* _Exercise details_:
Reproduce the records. Keep every word exact and include no images.

* _Provided information_:
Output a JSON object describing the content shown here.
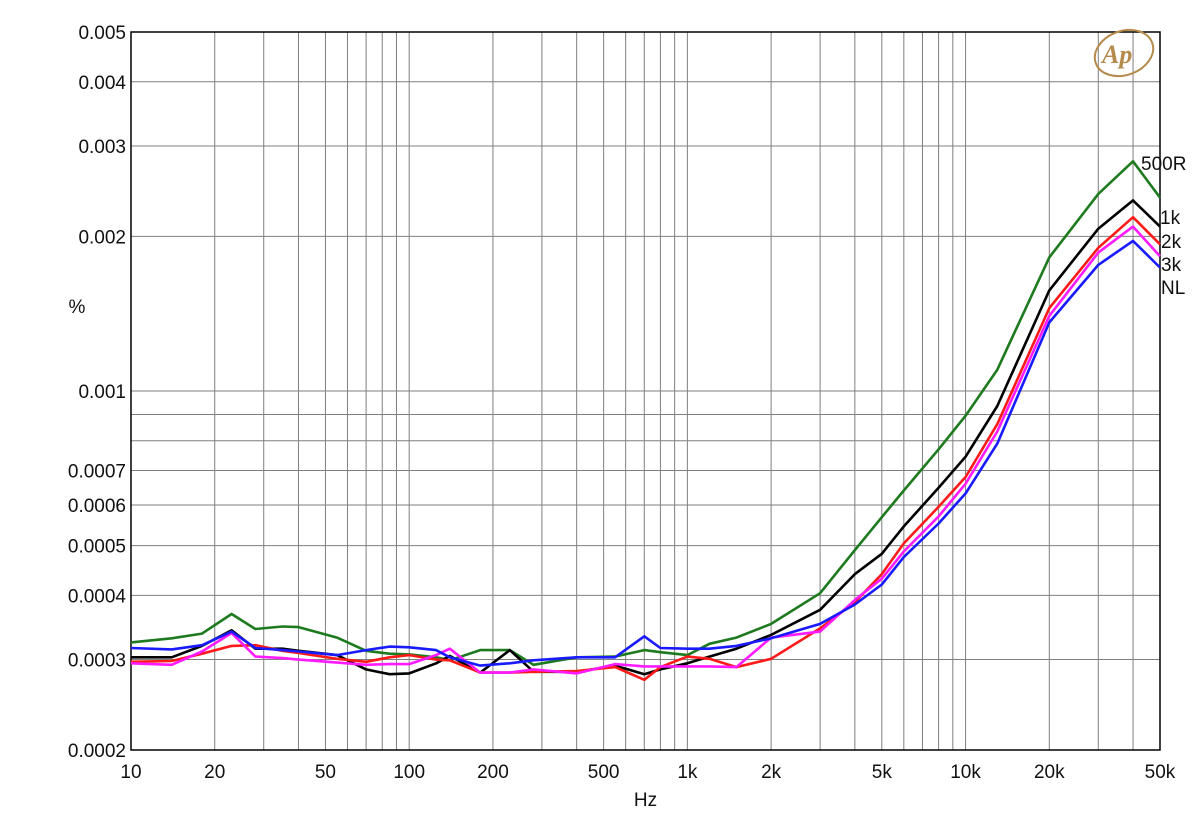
{
  "chart_data": {
    "type": "line",
    "title": "",
    "xlabel": "Hz",
    "ylabel": "%",
    "x_scale": "log",
    "y_scale": "log",
    "xlim": [
      10,
      50000
    ],
    "ylim": [
      0.0002,
      0.005
    ],
    "grid": true,
    "x_ticks": [
      {
        "value": 10,
        "label": "10"
      },
      {
        "value": 20,
        "label": "20"
      },
      {
        "value": 50,
        "label": "50"
      },
      {
        "value": 100,
        "label": "100"
      },
      {
        "value": 200,
        "label": "200"
      },
      {
        "value": 500,
        "label": "500"
      },
      {
        "value": 1000,
        "label": "1k"
      },
      {
        "value": 2000,
        "label": "2k"
      },
      {
        "value": 5000,
        "label": "5k"
      },
      {
        "value": 10000,
        "label": "10k"
      },
      {
        "value": 20000,
        "label": "20k"
      },
      {
        "value": 50000,
        "label": "50k"
      }
    ],
    "y_ticks": [
      {
        "value": 0.0002,
        "label": "0.0002"
      },
      {
        "value": 0.0003,
        "label": "0.0003"
      },
      {
        "value": 0.0004,
        "label": "0.0004"
      },
      {
        "value": 0.0005,
        "label": "0.0005"
      },
      {
        "value": 0.0006,
        "label": "0.0006"
      },
      {
        "value": 0.0007,
        "label": "0.0007"
      },
      {
        "value": 0.001,
        "label": "0.001"
      },
      {
        "value": 0.002,
        "label": "0.002"
      },
      {
        "value": 0.003,
        "label": "0.003"
      },
      {
        "value": 0.004,
        "label": "0.004"
      },
      {
        "value": 0.005,
        "label": "0.005"
      }
    ],
    "x_grid": [
      10,
      20,
      30,
      40,
      50,
      60,
      70,
      80,
      90,
      100,
      200,
      300,
      400,
      500,
      600,
      700,
      800,
      900,
      1000,
      2000,
      3000,
      4000,
      5000,
      6000,
      7000,
      8000,
      9000,
      10000,
      20000,
      30000,
      40000,
      50000
    ],
    "y_grid": [
      0.0002,
      0.0003,
      0.0004,
      0.0005,
      0.0006,
      0.0007,
      0.0008,
      0.0009,
      0.001,
      0.002,
      0.003,
      0.004,
      0.005
    ],
    "x": [
      10,
      14,
      18,
      23,
      28,
      35,
      40,
      55,
      70,
      85,
      100,
      125,
      140,
      180,
      230,
      280,
      400,
      550,
      700,
      800,
      1000,
      1200,
      1500,
      2000,
      3000,
      4000,
      5000,
      6000,
      8000,
      10000,
      13000,
      20000,
      30000,
      40000,
      50000
    ],
    "series": [
      {
        "name": "500R",
        "color": "#1e7a1e",
        "values": [
          0.000324,
          0.00033,
          0.000337,
          0.000368,
          0.000344,
          0.000348,
          0.000347,
          0.000331,
          0.000312,
          0.000308,
          0.000307,
          0.000303,
          0.000299,
          0.000313,
          0.000313,
          0.000293,
          0.000303,
          0.000304,
          0.000313,
          0.00031,
          0.000306,
          0.000322,
          0.000331,
          0.000352,
          0.000404,
          0.00049,
          0.000568,
          0.00064,
          0.00077,
          0.000895,
          0.0011,
          0.00182,
          0.00242,
          0.0028,
          0.00238
        ]
      },
      {
        "name": "1k",
        "color": "#000000",
        "values": [
          0.000303,
          0.000303,
          0.000319,
          0.000342,
          0.000315,
          0.000315,
          0.000312,
          0.000306,
          0.000287,
          0.000281,
          0.000282,
          0.000295,
          0.000305,
          0.000283,
          0.000313,
          0.000284,
          0.000284,
          0.000292,
          0.000281,
          0.000287,
          0.000295,
          0.000304,
          0.000315,
          0.000335,
          0.000375,
          0.00044,
          0.000482,
          0.000545,
          0.000648,
          0.000745,
          0.000935,
          0.00157,
          0.00207,
          0.00235,
          0.00209
        ]
      },
      {
        "name": "2k",
        "color": "#ff1a1a",
        "values": [
          0.000297,
          0.000298,
          0.000308,
          0.000319,
          0.00032,
          0.000312,
          0.000309,
          0.000301,
          0.000297,
          0.000303,
          0.000306,
          0.0003,
          0.000299,
          0.000283,
          0.000283,
          0.000284,
          0.000285,
          0.00029,
          0.000274,
          0.00029,
          0.000304,
          0.000301,
          0.00029,
          0.000301,
          0.000345,
          0.000388,
          0.00044,
          0.000505,
          0.000595,
          0.00068,
          0.000862,
          0.00145,
          0.0019,
          0.00218,
          0.00193
        ]
      },
      {
        "name": "3k",
        "color": "#ff1aff",
        "values": [
          0.000295,
          0.000293,
          0.000311,
          0.000338,
          0.000304,
          0.000302,
          0.0003,
          0.000296,
          0.000293,
          0.000294,
          0.000294,
          0.000306,
          0.000315,
          0.000283,
          0.000283,
          0.000287,
          0.000282,
          0.000294,
          0.000291,
          0.000291,
          0.000291,
          0.000291,
          0.00029,
          0.000331,
          0.00034,
          0.000392,
          0.000431,
          0.000487,
          0.00057,
          0.00066,
          0.000834,
          0.0014,
          0.00186,
          0.00209,
          0.00183
        ]
      },
      {
        "name": "NL",
        "color": "#1a1aff",
        "values": [
          0.000316,
          0.000314,
          0.00032,
          0.00034,
          0.000316,
          0.000313,
          0.000311,
          0.000306,
          0.000313,
          0.000318,
          0.000317,
          0.000313,
          0.000303,
          0.000292,
          0.000295,
          0.000299,
          0.000303,
          0.000303,
          0.000333,
          0.000316,
          0.000315,
          0.000315,
          0.000319,
          0.00033,
          0.000352,
          0.000384,
          0.00042,
          0.000475,
          0.000552,
          0.000632,
          0.00079,
          0.00136,
          0.00176,
          0.00196,
          0.00174
        ]
      }
    ],
    "legend_placement": "right-end-of-lines"
  }
}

* _The result_:
Output a JSON object describing the content shown here.
{
  "chart_data": {
    "type": "line",
    "title": "",
    "xlabel": "Hz",
    "ylabel": "%",
    "x_scale": "log",
    "y_scale": "log",
    "xlim": [
      10,
      50000
    ],
    "ylim": [
      0.0002,
      0.005
    ],
    "grid": true,
    "x_ticks": [
      {
        "value": 10,
        "label": "10"
      },
      {
        "value": 20,
        "label": "20"
      },
      {
        "value": 50,
        "label": "50"
      },
      {
        "value": 100,
        "label": "100"
      },
      {
        "value": 200,
        "label": "200"
      },
      {
        "value": 500,
        "label": "500"
      },
      {
        "value": 1000,
        "label": "1k"
      },
      {
        "value": 2000,
        "label": "2k"
      },
      {
        "value": 5000,
        "label": "5k"
      },
      {
        "value": 10000,
        "label": "10k"
      },
      {
        "value": 20000,
        "label": "20k"
      },
      {
        "value": 50000,
        "label": "50k"
      }
    ],
    "y_ticks": [
      {
        "value": 0.0002,
        "label": "0.0002"
      },
      {
        "value": 0.0003,
        "label": "0.0003"
      },
      {
        "value": 0.0004,
        "label": "0.0004"
      },
      {
        "value": 0.0005,
        "label": "0.0005"
      },
      {
        "value": 0.0006,
        "label": "0.0006"
      },
      {
        "value": 0.0007,
        "label": "0.0007"
      },
      {
        "value": 0.001,
        "label": "0.001"
      },
      {
        "value": 0.002,
        "label": "0.002"
      },
      {
        "value": 0.003,
        "label": "0.003"
      },
      {
        "value": 0.004,
        "label": "0.004"
      },
      {
        "value": 0.005,
        "label": "0.005"
      }
    ],
    "x_grid": [
      10,
      20,
      30,
      40,
      50,
      60,
      70,
      80,
      90,
      100,
      200,
      300,
      400,
      500,
      600,
      700,
      800,
      900,
      1000,
      2000,
      3000,
      4000,
      5000,
      6000,
      7000,
      8000,
      9000,
      10000,
      20000,
      30000,
      40000,
      50000
    ],
    "y_grid": [
      0.0002,
      0.0003,
      0.0004,
      0.0005,
      0.0006,
      0.0007,
      0.0008,
      0.0009,
      0.001,
      0.002,
      0.003,
      0.004,
      0.005
    ],
    "x": [
      10,
      14,
      18,
      23,
      28,
      35,
      40,
      55,
      70,
      85,
      100,
      125,
      140,
      180,
      230,
      280,
      400,
      550,
      700,
      800,
      1000,
      1200,
      1500,
      2000,
      3000,
      4000,
      5000,
      6000,
      8000,
      10000,
      13000,
      20000,
      30000,
      40000,
      50000
    ],
    "series": [
      {
        "name": "500R",
        "color": "#1e7a1e",
        "values": [
          0.000324,
          0.00033,
          0.000337,
          0.000368,
          0.000344,
          0.000348,
          0.000347,
          0.000331,
          0.000312,
          0.000308,
          0.000307,
          0.000303,
          0.000299,
          0.000313,
          0.000313,
          0.000293,
          0.000303,
          0.000304,
          0.000313,
          0.00031,
          0.000306,
          0.000322,
          0.000331,
          0.000352,
          0.000404,
          0.00049,
          0.000568,
          0.00064,
          0.00077,
          0.000895,
          0.0011,
          0.00182,
          0.00242,
          0.0028,
          0.00238
        ]
      },
      {
        "name": "1k",
        "color": "#000000",
        "values": [
          0.000303,
          0.000303,
          0.000319,
          0.000342,
          0.000315,
          0.000315,
          0.000312,
          0.000306,
          0.000287,
          0.000281,
          0.000282,
          0.000295,
          0.000305,
          0.000283,
          0.000313,
          0.000284,
          0.000284,
          0.000292,
          0.000281,
          0.000287,
          0.000295,
          0.000304,
          0.000315,
          0.000335,
          0.000375,
          0.00044,
          0.000482,
          0.000545,
          0.000648,
          0.000745,
          0.000935,
          0.00157,
          0.00207,
          0.00235,
          0.00209
        ]
      },
      {
        "name": "2k",
        "color": "#ff1a1a",
        "values": [
          0.000297,
          0.000298,
          0.000308,
          0.000319,
          0.00032,
          0.000312,
          0.000309,
          0.000301,
          0.000297,
          0.000303,
          0.000306,
          0.0003,
          0.000299,
          0.000283,
          0.000283,
          0.000284,
          0.000285,
          0.00029,
          0.000274,
          0.00029,
          0.000304,
          0.000301,
          0.00029,
          0.000301,
          0.000345,
          0.000388,
          0.00044,
          0.000505,
          0.000595,
          0.00068,
          0.000862,
          0.00145,
          0.0019,
          0.00218,
          0.00193
        ]
      },
      {
        "name": "3k",
        "color": "#ff1aff",
        "values": [
          0.000295,
          0.000293,
          0.000311,
          0.000338,
          0.000304,
          0.000302,
          0.0003,
          0.000296,
          0.000293,
          0.000294,
          0.000294,
          0.000306,
          0.000315,
          0.000283,
          0.000283,
          0.000287,
          0.000282,
          0.000294,
          0.000291,
          0.000291,
          0.000291,
          0.000291,
          0.00029,
          0.000331,
          0.00034,
          0.000392,
          0.000431,
          0.000487,
          0.00057,
          0.00066,
          0.000834,
          0.0014,
          0.00186,
          0.00209,
          0.00183
        ]
      },
      {
        "name": "NL",
        "color": "#1a1aff",
        "values": [
          0.000316,
          0.000314,
          0.00032,
          0.00034,
          0.000316,
          0.000313,
          0.000311,
          0.000306,
          0.000313,
          0.000318,
          0.000317,
          0.000313,
          0.000303,
          0.000292,
          0.000295,
          0.000299,
          0.000303,
          0.000303,
          0.000333,
          0.000316,
          0.000315,
          0.000315,
          0.000319,
          0.00033,
          0.000352,
          0.000384,
          0.00042,
          0.000475,
          0.000552,
          0.000632,
          0.00079,
          0.00136,
          0.00176,
          0.00196,
          0.00174
        ]
      }
    ],
    "legend_placement": "right-end-of-lines"
  }
}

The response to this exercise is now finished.